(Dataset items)
________________________________________

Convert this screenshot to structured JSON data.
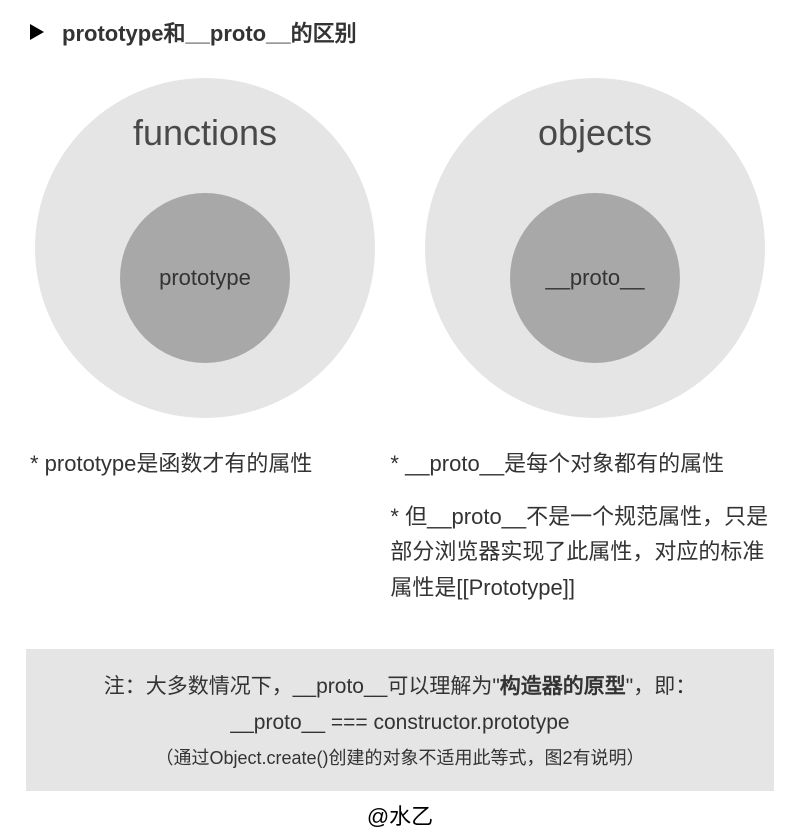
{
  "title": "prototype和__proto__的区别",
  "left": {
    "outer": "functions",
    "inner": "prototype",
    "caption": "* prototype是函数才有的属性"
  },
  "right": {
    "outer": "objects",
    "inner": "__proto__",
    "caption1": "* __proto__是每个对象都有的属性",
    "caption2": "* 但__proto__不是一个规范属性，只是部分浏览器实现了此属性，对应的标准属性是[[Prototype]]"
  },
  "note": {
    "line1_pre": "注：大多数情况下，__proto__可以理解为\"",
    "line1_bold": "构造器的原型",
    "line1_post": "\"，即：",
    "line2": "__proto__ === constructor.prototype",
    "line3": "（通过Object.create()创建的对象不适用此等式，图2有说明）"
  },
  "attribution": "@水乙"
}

________________________________________

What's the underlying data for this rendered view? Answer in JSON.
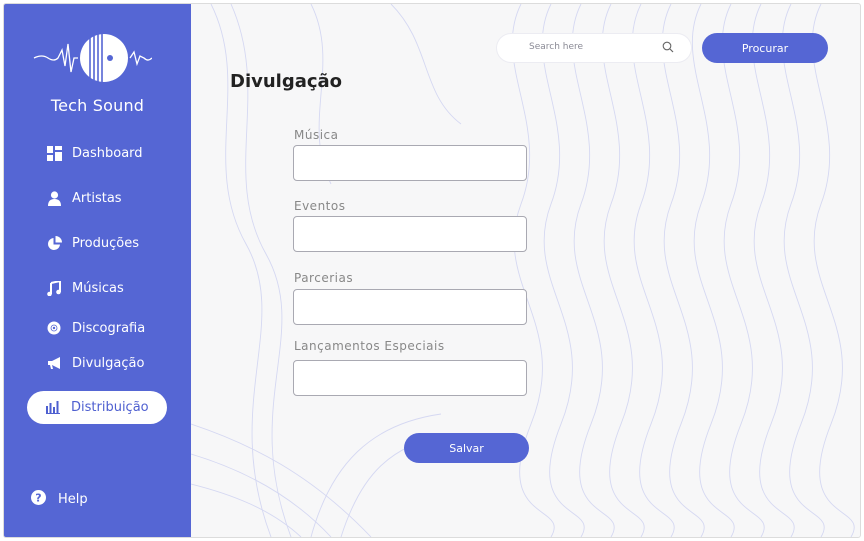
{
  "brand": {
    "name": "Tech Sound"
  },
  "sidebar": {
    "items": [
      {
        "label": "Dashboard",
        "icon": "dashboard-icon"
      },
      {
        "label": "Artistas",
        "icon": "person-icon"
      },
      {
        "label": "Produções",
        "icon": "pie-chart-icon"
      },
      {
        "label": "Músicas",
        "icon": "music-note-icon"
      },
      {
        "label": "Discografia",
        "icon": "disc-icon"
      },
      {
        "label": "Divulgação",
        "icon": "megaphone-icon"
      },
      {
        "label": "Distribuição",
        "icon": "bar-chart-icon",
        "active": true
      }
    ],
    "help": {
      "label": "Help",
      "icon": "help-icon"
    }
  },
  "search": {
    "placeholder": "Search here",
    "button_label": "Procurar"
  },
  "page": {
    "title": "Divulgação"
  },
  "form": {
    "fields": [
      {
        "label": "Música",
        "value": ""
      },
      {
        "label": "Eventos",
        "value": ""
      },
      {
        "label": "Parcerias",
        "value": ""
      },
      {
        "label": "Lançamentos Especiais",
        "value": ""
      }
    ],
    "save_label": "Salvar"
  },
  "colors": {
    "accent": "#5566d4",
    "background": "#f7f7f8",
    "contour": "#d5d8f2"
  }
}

________________________________________

*Set problem*
Show every line from the entries above in which "JSON" appears.

*Solution for this problem*
Convert this screenshot to structured JSON data.
What's the underlying data for this rendered view? Answer in JSON.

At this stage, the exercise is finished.